Segment Open
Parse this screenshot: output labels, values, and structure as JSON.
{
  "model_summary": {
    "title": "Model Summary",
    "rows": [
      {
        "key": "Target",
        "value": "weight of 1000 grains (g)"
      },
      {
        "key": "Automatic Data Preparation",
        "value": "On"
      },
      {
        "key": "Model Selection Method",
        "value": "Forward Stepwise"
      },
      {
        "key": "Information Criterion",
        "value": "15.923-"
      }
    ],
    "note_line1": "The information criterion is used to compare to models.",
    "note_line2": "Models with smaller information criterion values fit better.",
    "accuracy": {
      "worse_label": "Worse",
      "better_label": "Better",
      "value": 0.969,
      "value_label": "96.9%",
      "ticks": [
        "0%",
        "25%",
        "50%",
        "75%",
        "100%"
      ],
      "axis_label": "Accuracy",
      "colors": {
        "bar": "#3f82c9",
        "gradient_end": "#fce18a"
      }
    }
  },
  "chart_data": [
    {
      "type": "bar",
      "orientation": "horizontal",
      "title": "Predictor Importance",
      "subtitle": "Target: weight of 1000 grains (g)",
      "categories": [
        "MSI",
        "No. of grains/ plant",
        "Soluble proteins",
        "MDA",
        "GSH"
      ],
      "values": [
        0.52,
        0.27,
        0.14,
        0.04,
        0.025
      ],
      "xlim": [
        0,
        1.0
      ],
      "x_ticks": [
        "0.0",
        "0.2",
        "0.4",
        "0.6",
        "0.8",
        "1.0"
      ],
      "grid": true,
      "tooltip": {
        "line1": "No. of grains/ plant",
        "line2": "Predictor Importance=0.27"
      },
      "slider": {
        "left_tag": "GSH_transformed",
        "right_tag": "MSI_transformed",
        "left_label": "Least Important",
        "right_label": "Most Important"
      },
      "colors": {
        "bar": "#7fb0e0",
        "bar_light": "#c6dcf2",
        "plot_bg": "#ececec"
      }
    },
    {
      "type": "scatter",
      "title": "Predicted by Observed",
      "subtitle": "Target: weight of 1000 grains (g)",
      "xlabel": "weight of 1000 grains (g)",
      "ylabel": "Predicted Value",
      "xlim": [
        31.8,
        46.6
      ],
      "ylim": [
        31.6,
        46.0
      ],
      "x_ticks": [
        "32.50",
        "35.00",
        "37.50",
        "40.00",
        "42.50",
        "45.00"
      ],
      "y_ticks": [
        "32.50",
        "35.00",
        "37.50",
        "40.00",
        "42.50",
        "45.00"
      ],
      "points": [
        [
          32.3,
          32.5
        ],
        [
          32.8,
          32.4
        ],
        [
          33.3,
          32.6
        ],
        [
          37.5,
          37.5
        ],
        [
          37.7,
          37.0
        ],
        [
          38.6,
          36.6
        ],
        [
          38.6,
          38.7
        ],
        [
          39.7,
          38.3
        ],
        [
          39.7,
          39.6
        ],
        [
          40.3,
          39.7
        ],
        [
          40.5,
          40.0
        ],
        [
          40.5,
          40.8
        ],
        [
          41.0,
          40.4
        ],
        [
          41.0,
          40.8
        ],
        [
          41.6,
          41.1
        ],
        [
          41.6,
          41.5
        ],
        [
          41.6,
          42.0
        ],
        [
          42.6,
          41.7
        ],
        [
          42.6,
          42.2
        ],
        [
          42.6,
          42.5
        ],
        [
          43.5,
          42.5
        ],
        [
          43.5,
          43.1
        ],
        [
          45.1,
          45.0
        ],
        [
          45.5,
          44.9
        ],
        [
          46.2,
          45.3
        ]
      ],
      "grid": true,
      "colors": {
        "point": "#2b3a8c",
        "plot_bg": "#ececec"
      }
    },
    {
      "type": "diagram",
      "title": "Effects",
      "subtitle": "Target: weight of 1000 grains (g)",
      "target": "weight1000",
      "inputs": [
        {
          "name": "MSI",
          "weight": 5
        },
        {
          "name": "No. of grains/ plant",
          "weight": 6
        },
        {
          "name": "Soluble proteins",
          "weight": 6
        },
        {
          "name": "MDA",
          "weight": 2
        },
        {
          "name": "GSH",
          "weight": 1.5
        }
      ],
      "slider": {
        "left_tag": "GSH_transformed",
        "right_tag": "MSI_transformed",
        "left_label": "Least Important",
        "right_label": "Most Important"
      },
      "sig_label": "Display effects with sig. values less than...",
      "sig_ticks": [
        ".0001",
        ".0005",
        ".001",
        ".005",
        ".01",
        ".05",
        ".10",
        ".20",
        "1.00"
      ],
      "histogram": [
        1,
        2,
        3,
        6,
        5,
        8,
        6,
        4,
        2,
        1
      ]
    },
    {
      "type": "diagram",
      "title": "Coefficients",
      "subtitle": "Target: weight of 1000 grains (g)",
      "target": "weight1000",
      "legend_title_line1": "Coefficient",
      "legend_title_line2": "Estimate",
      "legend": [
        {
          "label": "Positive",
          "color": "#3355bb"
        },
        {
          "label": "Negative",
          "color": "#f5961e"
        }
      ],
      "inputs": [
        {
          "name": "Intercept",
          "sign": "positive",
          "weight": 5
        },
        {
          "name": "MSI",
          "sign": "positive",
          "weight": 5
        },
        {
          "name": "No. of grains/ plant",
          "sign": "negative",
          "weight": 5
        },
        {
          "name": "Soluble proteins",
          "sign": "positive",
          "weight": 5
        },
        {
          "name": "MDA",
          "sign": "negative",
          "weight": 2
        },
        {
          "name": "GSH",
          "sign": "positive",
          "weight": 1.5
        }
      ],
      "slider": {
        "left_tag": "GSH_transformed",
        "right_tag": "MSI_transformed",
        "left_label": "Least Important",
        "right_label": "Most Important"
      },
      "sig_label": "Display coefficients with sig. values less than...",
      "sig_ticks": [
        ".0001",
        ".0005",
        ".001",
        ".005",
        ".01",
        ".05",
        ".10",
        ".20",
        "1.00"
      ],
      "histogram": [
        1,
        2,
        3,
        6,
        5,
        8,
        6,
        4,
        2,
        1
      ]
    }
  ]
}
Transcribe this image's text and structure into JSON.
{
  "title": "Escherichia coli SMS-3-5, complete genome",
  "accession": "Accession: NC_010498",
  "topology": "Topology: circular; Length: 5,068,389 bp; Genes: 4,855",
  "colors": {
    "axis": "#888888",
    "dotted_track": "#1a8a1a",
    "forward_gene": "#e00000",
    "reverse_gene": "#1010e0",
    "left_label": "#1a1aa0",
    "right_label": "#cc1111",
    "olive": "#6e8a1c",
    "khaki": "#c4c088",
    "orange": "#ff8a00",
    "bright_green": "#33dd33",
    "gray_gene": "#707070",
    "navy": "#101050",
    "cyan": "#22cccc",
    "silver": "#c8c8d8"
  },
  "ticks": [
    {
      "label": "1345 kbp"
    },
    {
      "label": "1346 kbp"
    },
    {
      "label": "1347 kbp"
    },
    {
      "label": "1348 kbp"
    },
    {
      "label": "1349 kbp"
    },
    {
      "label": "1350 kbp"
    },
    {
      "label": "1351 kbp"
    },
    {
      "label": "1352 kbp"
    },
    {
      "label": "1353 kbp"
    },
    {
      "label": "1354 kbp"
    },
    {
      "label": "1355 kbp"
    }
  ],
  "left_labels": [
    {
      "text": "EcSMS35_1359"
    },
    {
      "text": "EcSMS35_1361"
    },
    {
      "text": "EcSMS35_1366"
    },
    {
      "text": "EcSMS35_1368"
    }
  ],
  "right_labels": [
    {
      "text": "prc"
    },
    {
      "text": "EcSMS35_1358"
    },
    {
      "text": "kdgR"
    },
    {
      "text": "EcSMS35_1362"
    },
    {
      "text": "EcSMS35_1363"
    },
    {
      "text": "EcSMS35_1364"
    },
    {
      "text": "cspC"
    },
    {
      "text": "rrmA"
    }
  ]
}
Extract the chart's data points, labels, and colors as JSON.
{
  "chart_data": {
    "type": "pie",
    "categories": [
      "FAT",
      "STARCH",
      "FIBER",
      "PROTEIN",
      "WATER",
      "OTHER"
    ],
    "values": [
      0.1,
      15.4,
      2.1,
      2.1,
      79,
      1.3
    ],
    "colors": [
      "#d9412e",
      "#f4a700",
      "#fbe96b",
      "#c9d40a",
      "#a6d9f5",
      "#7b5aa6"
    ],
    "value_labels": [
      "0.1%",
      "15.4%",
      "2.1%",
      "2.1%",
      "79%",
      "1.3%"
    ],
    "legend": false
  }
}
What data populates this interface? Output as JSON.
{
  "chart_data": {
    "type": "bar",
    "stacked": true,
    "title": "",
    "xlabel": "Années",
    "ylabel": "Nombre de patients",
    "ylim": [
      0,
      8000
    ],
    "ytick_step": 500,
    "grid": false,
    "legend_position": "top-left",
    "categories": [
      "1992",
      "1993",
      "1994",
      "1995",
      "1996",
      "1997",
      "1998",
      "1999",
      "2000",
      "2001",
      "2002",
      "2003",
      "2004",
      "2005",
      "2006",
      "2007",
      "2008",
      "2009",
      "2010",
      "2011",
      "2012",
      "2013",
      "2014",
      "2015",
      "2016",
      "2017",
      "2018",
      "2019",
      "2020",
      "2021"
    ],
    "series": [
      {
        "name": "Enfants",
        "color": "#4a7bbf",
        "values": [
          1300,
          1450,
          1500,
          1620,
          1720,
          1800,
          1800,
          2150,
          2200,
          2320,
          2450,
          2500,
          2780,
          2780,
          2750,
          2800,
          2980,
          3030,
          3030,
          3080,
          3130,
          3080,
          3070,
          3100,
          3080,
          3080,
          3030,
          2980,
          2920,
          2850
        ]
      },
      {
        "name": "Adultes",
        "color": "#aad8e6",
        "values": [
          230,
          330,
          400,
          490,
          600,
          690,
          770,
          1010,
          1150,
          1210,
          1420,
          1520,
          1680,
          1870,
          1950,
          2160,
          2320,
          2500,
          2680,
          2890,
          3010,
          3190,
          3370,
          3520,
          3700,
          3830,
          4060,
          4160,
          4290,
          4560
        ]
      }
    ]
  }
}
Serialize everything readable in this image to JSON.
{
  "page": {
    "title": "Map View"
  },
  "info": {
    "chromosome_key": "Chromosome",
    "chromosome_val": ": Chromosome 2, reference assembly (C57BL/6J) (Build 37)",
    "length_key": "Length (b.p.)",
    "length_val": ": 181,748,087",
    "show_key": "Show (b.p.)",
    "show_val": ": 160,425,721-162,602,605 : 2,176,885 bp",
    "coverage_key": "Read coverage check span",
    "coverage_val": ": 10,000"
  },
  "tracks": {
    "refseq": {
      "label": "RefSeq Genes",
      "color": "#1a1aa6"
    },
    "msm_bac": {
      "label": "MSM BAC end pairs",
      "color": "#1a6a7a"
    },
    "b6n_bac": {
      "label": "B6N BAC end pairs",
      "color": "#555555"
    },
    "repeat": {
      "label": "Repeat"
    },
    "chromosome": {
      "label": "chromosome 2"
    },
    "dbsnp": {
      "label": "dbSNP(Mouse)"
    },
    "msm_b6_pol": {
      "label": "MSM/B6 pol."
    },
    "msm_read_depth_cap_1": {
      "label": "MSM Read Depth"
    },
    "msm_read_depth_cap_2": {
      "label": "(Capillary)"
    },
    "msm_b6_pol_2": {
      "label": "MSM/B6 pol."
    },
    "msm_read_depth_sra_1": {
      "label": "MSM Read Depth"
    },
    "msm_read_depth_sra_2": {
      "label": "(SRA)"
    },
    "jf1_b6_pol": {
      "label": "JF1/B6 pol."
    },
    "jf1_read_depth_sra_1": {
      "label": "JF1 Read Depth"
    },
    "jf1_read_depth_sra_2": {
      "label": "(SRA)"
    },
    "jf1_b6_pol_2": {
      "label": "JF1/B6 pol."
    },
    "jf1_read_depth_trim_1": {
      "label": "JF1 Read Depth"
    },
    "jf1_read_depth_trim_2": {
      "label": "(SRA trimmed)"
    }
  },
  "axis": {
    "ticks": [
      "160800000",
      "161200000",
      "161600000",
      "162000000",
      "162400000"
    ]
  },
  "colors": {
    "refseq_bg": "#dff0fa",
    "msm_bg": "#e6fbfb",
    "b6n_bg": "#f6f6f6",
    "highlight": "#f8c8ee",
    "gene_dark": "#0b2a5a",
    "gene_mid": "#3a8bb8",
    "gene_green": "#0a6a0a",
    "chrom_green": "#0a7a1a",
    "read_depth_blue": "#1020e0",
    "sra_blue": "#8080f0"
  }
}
Segment Closed
[EXERCISE]: The answer must consist of every line in the records above that contains the word "Predictor".

[SOLVED EXERCISE]:
      "title": "Predictor Importance",
        "line2": "Predictor Importance=0.27"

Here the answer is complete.